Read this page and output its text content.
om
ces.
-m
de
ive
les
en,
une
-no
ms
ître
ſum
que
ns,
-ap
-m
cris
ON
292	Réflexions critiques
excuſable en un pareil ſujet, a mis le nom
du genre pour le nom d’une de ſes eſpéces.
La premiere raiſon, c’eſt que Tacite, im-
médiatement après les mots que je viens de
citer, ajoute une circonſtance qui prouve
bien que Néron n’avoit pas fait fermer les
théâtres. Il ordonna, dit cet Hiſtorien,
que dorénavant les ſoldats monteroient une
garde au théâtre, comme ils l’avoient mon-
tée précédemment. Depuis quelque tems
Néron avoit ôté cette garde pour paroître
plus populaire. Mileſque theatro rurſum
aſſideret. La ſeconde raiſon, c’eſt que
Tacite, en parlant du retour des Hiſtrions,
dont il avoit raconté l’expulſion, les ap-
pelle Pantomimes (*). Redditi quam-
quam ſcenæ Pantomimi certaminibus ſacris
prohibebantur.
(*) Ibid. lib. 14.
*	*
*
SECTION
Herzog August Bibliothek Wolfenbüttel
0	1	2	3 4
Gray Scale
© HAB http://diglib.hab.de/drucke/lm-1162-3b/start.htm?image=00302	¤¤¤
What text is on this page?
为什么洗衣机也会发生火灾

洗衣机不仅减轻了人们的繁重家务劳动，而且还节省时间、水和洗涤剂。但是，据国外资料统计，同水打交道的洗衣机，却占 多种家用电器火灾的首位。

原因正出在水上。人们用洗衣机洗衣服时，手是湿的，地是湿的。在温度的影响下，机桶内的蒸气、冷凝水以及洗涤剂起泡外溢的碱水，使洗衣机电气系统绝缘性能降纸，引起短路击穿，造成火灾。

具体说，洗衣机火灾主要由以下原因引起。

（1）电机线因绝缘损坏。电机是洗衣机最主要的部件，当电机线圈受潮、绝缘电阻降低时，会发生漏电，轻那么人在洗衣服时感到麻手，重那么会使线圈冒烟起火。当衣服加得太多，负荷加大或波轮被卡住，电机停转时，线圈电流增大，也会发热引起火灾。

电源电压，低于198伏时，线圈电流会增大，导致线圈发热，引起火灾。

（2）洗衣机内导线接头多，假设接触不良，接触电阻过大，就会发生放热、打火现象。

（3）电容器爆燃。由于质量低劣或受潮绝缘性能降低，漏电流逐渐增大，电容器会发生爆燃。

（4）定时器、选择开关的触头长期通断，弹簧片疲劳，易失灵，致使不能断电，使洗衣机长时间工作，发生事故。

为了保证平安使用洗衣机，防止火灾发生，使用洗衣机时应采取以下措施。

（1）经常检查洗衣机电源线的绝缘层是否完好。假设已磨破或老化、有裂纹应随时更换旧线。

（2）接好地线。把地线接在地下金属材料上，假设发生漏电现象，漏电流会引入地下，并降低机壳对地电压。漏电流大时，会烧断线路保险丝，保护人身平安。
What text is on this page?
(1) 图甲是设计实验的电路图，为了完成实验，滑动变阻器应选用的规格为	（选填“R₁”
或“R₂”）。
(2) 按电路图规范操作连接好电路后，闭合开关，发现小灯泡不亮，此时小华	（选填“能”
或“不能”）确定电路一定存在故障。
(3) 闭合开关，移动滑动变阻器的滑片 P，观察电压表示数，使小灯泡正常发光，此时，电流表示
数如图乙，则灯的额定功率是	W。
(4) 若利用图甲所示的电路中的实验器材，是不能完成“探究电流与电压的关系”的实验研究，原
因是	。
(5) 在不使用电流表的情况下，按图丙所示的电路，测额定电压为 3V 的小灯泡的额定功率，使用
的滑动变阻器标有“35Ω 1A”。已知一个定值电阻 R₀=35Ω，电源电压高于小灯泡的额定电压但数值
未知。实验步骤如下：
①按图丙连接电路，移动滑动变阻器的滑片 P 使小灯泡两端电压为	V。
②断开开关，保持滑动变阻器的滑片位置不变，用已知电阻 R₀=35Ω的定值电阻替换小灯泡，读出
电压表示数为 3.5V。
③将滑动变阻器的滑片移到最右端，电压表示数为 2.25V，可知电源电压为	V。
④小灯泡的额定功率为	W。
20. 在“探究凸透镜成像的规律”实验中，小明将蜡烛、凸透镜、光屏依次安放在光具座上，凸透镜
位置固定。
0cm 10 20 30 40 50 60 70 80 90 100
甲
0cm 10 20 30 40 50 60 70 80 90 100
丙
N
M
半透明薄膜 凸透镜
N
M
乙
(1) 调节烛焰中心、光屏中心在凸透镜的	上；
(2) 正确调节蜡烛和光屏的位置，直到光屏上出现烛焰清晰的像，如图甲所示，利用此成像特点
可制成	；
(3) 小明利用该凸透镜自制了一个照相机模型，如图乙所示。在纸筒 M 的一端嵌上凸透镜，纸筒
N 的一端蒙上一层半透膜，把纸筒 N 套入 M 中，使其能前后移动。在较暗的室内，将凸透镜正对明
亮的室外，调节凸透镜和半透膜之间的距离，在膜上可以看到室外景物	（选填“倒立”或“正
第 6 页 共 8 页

TO DO >> Pull every line containing "quam" from the data.

FINAL RESULT >>
pelle Pantomimes (*). Redditi quam-
quam ſcenæ Pantomimi certaminibus ſacris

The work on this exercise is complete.